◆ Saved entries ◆
========================

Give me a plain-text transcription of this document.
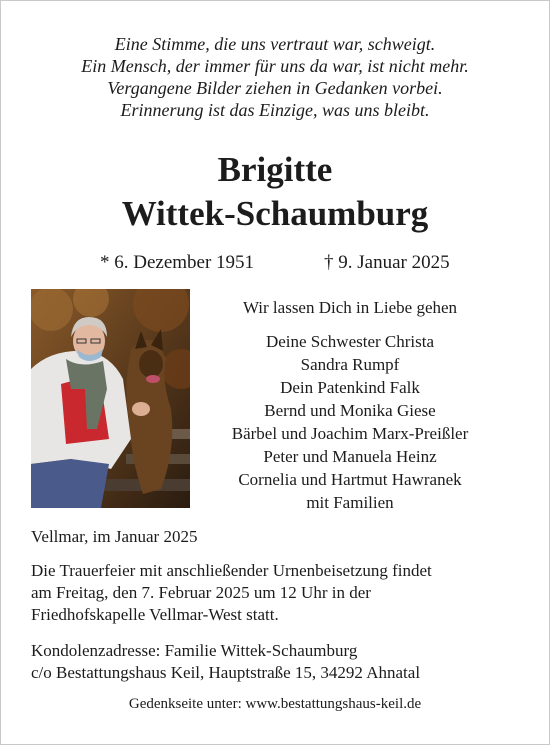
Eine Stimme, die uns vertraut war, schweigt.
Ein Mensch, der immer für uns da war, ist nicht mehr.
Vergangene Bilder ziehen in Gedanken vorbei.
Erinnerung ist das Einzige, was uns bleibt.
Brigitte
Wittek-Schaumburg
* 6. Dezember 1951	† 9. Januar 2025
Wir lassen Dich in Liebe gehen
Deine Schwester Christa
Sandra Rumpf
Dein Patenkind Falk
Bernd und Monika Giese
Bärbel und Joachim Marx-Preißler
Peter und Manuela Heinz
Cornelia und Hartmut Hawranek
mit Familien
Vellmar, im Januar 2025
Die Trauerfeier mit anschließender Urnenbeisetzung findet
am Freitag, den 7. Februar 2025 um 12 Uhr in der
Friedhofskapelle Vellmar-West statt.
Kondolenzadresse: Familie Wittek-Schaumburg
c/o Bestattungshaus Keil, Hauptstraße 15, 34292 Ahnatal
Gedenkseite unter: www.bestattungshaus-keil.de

========================

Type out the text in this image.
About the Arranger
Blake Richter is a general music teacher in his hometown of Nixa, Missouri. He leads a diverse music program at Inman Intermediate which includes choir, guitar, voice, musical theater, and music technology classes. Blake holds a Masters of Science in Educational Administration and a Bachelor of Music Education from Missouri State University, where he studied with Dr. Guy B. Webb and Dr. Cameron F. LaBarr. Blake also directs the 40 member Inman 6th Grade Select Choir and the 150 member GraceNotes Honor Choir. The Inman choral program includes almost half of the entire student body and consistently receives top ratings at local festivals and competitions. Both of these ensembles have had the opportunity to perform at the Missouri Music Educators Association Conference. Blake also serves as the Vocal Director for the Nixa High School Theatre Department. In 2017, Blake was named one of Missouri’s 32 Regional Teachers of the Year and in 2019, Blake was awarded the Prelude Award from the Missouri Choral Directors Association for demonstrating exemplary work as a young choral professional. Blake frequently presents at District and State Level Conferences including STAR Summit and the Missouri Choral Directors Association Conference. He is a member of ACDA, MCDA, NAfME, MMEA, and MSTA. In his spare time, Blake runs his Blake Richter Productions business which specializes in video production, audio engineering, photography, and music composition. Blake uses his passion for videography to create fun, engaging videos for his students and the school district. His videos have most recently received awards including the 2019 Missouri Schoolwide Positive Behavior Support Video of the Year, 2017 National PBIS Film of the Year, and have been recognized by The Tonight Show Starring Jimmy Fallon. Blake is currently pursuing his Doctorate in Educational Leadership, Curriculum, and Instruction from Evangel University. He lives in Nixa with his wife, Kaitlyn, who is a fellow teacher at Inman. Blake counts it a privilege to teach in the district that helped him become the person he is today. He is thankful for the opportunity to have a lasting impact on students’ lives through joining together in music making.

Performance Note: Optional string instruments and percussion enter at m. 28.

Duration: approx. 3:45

========================

Pull every line containing the word "Wittek" out of the material and copy it.

◆ Output of the exercise ◆
Wittek-Schaumburg
Kondolenzadresse: Familie Wittek-Schaumburg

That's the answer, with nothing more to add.